* START Rows *

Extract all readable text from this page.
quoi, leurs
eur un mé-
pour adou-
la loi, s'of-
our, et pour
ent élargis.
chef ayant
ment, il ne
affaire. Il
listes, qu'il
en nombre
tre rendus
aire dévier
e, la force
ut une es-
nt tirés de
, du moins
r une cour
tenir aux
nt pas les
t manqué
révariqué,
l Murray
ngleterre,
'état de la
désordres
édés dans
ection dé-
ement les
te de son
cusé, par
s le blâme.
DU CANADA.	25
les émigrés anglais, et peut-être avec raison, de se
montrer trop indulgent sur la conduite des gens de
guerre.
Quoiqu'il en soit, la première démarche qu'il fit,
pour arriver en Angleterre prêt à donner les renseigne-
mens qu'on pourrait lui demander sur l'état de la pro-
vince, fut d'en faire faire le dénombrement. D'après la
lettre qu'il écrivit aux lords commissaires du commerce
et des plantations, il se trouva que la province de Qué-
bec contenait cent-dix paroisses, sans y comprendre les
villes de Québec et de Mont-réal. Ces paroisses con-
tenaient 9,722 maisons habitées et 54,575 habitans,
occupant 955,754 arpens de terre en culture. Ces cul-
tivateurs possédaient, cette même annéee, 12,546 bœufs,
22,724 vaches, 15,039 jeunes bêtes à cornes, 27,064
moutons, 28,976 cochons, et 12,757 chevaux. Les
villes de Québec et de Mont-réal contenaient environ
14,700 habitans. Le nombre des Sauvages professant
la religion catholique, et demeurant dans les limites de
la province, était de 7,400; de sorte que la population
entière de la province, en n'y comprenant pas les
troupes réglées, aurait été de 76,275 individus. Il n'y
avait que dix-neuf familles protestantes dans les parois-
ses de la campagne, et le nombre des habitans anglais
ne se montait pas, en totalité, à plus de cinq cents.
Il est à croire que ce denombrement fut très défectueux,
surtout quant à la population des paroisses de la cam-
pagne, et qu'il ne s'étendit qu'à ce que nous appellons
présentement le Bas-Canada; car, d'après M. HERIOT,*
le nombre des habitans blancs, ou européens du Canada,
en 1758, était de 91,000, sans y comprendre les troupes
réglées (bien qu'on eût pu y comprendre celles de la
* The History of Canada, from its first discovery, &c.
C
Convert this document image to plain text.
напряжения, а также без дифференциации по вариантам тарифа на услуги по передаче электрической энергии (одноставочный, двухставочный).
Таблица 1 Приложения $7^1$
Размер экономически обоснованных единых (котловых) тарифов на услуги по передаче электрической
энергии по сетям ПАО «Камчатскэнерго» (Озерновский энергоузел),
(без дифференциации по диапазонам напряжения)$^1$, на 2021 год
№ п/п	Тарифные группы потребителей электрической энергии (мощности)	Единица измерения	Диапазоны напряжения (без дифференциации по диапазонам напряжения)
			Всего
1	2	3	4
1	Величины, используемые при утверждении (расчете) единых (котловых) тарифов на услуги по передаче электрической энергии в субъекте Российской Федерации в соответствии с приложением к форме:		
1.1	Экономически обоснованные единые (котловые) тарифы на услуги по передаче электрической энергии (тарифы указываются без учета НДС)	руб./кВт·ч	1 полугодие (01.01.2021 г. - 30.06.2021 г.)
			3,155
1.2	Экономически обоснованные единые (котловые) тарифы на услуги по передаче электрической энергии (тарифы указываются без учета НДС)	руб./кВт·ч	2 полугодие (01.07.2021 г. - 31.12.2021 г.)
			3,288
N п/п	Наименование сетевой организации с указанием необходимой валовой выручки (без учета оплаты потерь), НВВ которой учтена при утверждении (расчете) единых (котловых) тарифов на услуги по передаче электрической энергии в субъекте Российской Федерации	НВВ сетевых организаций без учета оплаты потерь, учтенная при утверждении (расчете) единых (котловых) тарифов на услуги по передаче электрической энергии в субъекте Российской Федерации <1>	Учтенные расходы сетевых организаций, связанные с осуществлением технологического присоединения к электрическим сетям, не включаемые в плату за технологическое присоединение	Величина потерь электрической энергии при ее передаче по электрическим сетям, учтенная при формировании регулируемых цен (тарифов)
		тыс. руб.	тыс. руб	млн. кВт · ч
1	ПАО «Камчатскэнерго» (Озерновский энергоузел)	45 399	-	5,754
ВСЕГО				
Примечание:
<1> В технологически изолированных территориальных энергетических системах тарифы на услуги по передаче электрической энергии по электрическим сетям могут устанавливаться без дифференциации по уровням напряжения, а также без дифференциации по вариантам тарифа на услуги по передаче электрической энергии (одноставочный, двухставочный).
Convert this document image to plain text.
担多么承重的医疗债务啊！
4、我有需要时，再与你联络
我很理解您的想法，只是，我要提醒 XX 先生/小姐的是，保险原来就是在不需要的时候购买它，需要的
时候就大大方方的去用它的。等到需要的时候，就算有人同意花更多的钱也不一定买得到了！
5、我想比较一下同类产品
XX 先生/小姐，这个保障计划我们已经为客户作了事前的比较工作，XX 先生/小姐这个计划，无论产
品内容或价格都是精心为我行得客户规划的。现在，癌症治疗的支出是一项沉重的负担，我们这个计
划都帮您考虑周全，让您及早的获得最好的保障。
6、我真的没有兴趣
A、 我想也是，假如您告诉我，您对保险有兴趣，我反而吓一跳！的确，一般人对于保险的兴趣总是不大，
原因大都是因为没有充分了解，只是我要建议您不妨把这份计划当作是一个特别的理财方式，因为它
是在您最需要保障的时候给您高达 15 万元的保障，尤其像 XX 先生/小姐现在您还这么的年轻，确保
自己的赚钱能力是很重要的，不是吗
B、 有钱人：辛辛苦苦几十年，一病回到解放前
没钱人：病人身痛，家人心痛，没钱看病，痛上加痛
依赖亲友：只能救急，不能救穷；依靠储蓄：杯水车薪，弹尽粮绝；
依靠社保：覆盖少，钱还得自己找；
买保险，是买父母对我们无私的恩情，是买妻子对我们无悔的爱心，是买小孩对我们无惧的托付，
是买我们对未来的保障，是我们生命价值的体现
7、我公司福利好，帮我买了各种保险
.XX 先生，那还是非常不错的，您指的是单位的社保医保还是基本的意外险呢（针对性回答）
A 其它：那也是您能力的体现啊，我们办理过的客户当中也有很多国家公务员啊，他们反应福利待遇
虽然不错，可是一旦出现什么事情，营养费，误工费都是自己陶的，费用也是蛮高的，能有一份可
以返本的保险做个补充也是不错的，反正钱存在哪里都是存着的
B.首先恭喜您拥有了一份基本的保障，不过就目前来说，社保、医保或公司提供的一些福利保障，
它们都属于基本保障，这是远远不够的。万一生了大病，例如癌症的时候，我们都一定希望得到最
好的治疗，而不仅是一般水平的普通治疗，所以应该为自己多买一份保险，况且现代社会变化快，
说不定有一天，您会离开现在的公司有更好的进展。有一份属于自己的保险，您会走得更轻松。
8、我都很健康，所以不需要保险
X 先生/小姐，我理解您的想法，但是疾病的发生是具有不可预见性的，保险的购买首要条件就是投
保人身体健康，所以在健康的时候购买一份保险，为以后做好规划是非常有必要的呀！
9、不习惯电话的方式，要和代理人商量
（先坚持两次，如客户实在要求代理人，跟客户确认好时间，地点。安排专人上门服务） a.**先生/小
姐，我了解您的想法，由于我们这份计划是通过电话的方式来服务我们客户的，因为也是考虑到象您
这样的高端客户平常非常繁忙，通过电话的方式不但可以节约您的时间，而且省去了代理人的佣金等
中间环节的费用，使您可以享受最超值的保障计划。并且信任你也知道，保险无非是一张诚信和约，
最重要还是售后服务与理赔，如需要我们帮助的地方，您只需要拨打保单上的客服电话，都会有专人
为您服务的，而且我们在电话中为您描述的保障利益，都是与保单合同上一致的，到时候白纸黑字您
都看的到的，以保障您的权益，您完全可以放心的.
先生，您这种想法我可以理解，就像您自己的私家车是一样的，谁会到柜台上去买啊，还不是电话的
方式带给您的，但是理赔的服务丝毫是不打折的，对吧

* END Rows *

### [What you have to do]
Scan the material above for the string "dans" and return the lines that hold it.

### [Correct output]
édés dans
la religion catholique, et demeurant dans les limites de
avait que dix-neuf familles protestantes dans les parois-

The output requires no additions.